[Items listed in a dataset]

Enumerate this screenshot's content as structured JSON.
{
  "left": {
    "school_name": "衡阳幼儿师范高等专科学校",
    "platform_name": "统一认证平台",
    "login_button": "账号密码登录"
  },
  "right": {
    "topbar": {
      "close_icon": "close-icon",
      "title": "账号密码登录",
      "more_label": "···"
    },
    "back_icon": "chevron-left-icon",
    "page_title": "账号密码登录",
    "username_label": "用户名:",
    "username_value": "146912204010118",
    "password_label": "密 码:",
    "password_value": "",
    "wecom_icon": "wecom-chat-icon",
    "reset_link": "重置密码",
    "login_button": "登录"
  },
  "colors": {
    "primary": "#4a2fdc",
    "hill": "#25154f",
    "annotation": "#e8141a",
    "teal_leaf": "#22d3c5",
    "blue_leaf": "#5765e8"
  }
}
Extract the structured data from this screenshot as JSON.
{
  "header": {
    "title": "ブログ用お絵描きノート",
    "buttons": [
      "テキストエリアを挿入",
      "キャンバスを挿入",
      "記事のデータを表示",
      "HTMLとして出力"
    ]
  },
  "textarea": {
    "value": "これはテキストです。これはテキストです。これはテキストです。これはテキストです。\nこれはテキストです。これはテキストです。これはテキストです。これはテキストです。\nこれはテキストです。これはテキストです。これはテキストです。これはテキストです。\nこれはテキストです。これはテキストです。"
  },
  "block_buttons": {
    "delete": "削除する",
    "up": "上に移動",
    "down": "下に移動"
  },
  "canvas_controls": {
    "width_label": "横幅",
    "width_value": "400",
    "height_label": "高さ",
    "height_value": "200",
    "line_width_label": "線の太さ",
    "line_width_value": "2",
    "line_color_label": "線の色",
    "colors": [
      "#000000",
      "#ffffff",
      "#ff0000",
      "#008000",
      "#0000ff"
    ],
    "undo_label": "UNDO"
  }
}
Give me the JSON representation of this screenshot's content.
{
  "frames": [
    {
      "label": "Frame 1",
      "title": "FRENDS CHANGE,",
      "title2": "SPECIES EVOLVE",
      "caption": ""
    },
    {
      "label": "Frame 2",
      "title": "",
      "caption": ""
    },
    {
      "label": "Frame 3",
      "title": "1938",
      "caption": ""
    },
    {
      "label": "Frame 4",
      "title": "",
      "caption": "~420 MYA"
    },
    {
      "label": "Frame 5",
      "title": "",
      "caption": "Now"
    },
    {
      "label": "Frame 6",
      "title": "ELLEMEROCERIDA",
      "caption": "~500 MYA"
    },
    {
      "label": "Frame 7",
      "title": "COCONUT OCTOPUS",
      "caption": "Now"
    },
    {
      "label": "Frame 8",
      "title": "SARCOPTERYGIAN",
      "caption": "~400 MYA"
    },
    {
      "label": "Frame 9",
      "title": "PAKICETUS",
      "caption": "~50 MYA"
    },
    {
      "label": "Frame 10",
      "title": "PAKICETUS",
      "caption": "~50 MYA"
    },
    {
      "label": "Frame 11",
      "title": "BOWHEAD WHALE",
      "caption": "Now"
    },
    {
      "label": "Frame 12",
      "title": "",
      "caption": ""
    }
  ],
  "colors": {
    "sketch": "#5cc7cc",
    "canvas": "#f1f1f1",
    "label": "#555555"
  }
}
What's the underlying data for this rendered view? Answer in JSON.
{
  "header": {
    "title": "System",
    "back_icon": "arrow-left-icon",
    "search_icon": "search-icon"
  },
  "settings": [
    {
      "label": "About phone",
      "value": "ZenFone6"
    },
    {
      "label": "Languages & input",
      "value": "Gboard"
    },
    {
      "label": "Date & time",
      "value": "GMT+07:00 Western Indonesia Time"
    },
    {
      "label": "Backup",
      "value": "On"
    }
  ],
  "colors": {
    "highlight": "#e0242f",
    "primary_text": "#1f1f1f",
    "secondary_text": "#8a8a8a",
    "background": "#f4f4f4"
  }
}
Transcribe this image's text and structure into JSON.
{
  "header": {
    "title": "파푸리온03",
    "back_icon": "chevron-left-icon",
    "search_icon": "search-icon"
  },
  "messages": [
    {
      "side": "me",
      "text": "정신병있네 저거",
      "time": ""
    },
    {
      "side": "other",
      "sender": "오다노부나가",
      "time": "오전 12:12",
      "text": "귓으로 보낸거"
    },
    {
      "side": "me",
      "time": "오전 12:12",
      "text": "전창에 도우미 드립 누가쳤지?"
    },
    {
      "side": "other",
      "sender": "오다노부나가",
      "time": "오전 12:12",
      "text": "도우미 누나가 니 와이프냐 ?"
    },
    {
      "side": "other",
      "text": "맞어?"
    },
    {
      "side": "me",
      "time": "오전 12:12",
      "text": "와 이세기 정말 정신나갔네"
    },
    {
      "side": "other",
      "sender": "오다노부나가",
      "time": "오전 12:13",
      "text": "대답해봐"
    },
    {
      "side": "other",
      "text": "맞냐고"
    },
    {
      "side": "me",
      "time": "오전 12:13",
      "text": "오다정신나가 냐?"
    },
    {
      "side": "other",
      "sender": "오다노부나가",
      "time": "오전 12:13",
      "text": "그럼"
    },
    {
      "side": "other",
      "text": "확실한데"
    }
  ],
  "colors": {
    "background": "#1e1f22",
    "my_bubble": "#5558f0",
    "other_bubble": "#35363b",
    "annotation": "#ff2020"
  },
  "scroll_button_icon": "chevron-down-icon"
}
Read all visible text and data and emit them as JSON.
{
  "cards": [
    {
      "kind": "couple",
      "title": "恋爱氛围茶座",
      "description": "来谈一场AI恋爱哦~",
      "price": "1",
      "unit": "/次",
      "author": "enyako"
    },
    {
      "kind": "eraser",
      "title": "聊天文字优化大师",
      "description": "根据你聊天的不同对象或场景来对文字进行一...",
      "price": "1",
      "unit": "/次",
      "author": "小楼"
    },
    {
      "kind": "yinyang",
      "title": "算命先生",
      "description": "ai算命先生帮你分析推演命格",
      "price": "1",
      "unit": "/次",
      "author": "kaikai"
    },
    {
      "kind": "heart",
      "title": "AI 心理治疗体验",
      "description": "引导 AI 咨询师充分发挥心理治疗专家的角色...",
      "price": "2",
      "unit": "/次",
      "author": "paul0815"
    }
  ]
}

# [EXERCISE REQUIREMENTS]
Reproduce the full listing above, character for character.

# [RESPONSE TO THE EXERCISE]
Enumerate this screenshot's content as structured JSON.
{
  "left": {
    "school_name": "衡阳幼儿师范高等专科学校",
    "platform_name": "统一认证平台",
    "login_button": "账号密码登录"
  },
  "right": {
    "topbar": {
      "close_icon": "close-icon",
      "title": "账号密码登录",
      "more_label": "···"
    },
    "back_icon": "chevron-left-icon",
    "page_title": "账号密码登录",
    "username_label": "用户名:",
    "username_value": "146912204010118",
    "password_label": "密 码:",
    "password_value": "",
    "wecom_icon": "wecom-chat-icon",
    "reset_link": "重置密码",
    "login_button": "登录"
  },
  "colors": {
    "primary": "#4a2fdc",
    "hill": "#25154f",
    "annotation": "#e8141a",
    "teal_leaf": "#22d3c5",
    "blue_leaf": "#5765e8"
  }
}
Extract the structured data from this screenshot as JSON.
{
  "header": {
    "title": "ブログ用お絵描きノート",
    "buttons": [
      "テキストエリアを挿入",
      "キャンバスを挿入",
      "記事のデータを表示",
      "HTMLとして出力"
    ]
  },
  "textarea": {
    "value": "これはテキストです。これはテキストです。これはテキストです。これはテキストです。\nこれはテキストです。これはテキストです。これはテキストです。これはテキストです。\nこれはテキストです。これはテキストです。これはテキストです。これはテキストです。\nこれはテキストです。これはテキストです。"
  },
  "block_buttons": {
    "delete": "削除する",
    "up": "上に移動",
    "down": "下に移動"
  },
  "canvas_controls": {
    "width_label": "横幅",
    "width_value": "400",
    "height_label": "高さ",
    "height_value": "200",
    "line_width_label": "線の太さ",
    "line_width_value": "2",
    "line_color_label": "線の色",
    "colors": [
      "#000000",
      "#ffffff",
      "#ff0000",
      "#008000",
      "#0000ff"
    ],
    "undo_label": "UNDO"
  }
}
Give me the JSON representation of this screenshot's content.
{
  "frames": [
    {
      "label": "Frame 1",
      "title": "FRENDS CHANGE,",
      "title2": "SPECIES EVOLVE",
      "caption": ""
    },
    {
      "label": "Frame 2",
      "title": "",
      "caption": ""
    },
    {
      "label": "Frame 3",
      "title": "1938",
      "caption": ""
    },
    {
      "label": "Frame 4",
      "title": "",
      "caption": "~420 MYA"
    },
    {
      "label": "Frame 5",
      "title": "",
      "caption": "Now"
    },
    {
      "label": "Frame 6",
      "title": "ELLEMEROCERIDA",
      "caption": "~500 MYA"
    },
    {
      "label": "Frame 7",
      "title": "COCONUT OCTOPUS",
      "caption": "Now"
    },
    {
      "label": "Frame 8",
      "title": "SARCOPTERYGIAN",
      "caption": "~400 MYA"
    },
    {
      "label": "Frame 9",
      "title": "PAKICETUS",
      "caption": "~50 MYA"
    },
    {
      "label": "Frame 10",
      "title": "PAKICETUS",
      "caption": "~50 MYA"
    },
    {
      "label": "Frame 11",
      "title": "BOWHEAD WHALE",
      "caption": "Now"
    },
    {
      "label": "Frame 12",
      "title": "",
      "caption": ""
    }
  ],
  "colors": {
    "sketch": "#5cc7cc",
    "canvas": "#f1f1f1",
    "label": "#555555"
  }
}
What's the underlying data for this rendered view? Answer in JSON.
{
  "header": {
    "title": "System",
    "back_icon": "arrow-left-icon",
    "search_icon": "search-icon"
  },
  "settings": [
    {
      "label": "About phone",
      "value": "ZenFone6"
    },
    {
      "label": "Languages & input",
      "value": "Gboard"
    },
    {
      "label": "Date & time",
      "value": "GMT+07:00 Western Indonesia Time"
    },
    {
      "label": "Backup",
      "value": "On"
    }
  ],
  "colors": {
    "highlight": "#e0242f",
    "primary_text": "#1f1f1f",
    "secondary_text": "#8a8a8a",
    "background": "#f4f4f4"
  }
}
Transcribe this image's text and structure into JSON.
{
  "header": {
    "title": "파푸리온03",
    "back_icon": "chevron-left-icon",
    "search_icon": "search-icon"
  },
  "messages": [
    {
      "side": "me",
      "text": "정신병있네 저거",
      "time": ""
    },
    {
      "side": "other",
      "sender": "오다노부나가",
      "time": "오전 12:12",
      "text": "귓으로 보낸거"
    },
    {
      "side": "me",
      "time": "오전 12:12",
      "text": "전창에 도우미 드립 누가쳤지?"
    },
    {
      "side": "other",
      "sender": "오다노부나가",
      "time": "오전 12:12",
      "text": "도우미 누나가 니 와이프냐 ?"
    },
    {
      "side": "other",
      "text": "맞어?"
    },
    {
      "side": "me",
      "time": "오전 12:12",
      "text": "와 이세기 정말 정신나갔네"
    },
    {
      "side": "other",
      "sender": "오다노부나가",
      "time": "오전 12:13",
      "text": "대답해봐"
    },
    {
      "side": "other",
      "text": "맞냐고"
    },
    {
      "side": "me",
      "time": "오전 12:13",
      "text": "오다정신나가 냐?"
    },
    {
      "side": "other",
      "sender": "오다노부나가",
      "time": "오전 12:13",
      "text": "그럼"
    },
    {
      "side": "other",
      "text": "확실한데"
    }
  ],
  "colors": {
    "background": "#1e1f22",
    "my_bubble": "#5558f0",
    "other_bubble": "#35363b",
    "annotation": "#ff2020"
  },
  "scroll_button_icon": "chevron-down-icon"
}
Read all visible text and data and emit them as JSON.
{
  "cards": [
    {
      "kind": "couple",
      "title": "恋爱氛围茶座",
      "description": "来谈一场AI恋爱哦~",
      "price": "1",
      "unit": "/次",
      "author": "enyako"
    },
    {
      "kind": "eraser",
      "title": "聊天文字优化大师",
      "description": "根据你聊天的不同对象或场景来对文字进行一...",
      "price": "1",
      "unit": "/次",
      "author": "小楼"
    },
    {
      "kind": "yinyang",
      "title": "算命先生",
      "description": "ai算命先生帮你分析推演命格",
      "price": "1",
      "unit": "/次",
      "author": "kaikai"
    },
    {
      "kind": "heart",
      "title": "AI 心理治疗体验",
      "description": "引导 AI 咨询师充分发挥心理治疗专家的角色...",
      "price": "2",
      "unit": "/次",
      "author": "paul0815"
    }
  ]
}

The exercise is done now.